*** DATA SHOWN ***

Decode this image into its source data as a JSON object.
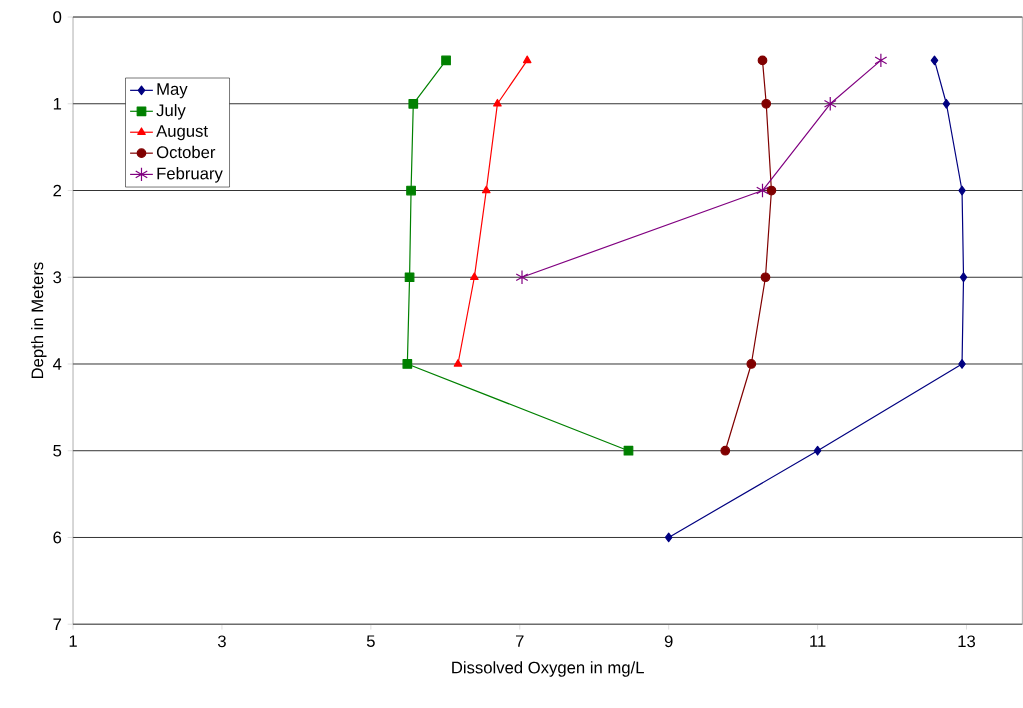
{
  "chart_data": {
    "type": "line",
    "xlabel": "Dissolved Oxygen in mg/L",
    "ylabel": "Depth in Meters",
    "xlim": [
      1,
      13.75
    ],
    "xticks": [
      1,
      3,
      5,
      7,
      9,
      11,
      13
    ],
    "ylim": [
      7,
      0
    ],
    "yticks": [
      0,
      1,
      2,
      3,
      4,
      5,
      6,
      7
    ],
    "grid": "y",
    "legend": "top left",
    "line_style": "solid",
    "series": [
      {
        "name": "May",
        "color": "#000080",
        "marker": "diamond",
        "x": [
          12.57,
          12.73,
          12.94,
          12.96,
          12.94,
          11.0,
          9.0
        ],
        "values": [
          0.5,
          1,
          2,
          3,
          4,
          5,
          6
        ]
      },
      {
        "name": "July",
        "color": "#008000",
        "marker": "square",
        "x": [
          6.01,
          5.57,
          5.54,
          5.52,
          5.49,
          8.46
        ],
        "values": [
          0.5,
          1,
          2,
          3,
          4,
          5
        ]
      },
      {
        "name": "August",
        "color": "#ff0000",
        "marker": "triangle",
        "x": [
          7.1,
          6.7,
          6.55,
          6.39,
          6.17
        ],
        "values": [
          0.5,
          1,
          2,
          3,
          4
        ]
      },
      {
        "name": "October",
        "color": "#800000",
        "marker": "circle",
        "x": [
          10.26,
          10.31,
          10.38,
          10.3,
          10.11,
          9.76
        ],
        "values": [
          0.5,
          1,
          2,
          3,
          4,
          5
        ]
      },
      {
        "name": "February",
        "color": "#800080",
        "marker": "cross",
        "x": [
          11.85,
          11.17,
          10.26,
          7.03
        ],
        "values": [
          0.5,
          1,
          2,
          3
        ]
      }
    ]
  }
}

***

◆ TASK DIRECTIONS
Return each line with "color".

◆ TASK ANSWER
        "color": "#000080",
        "color": "#008000",
        "color": "#ff0000",
        "color": "#800000",
        "color": "#800080",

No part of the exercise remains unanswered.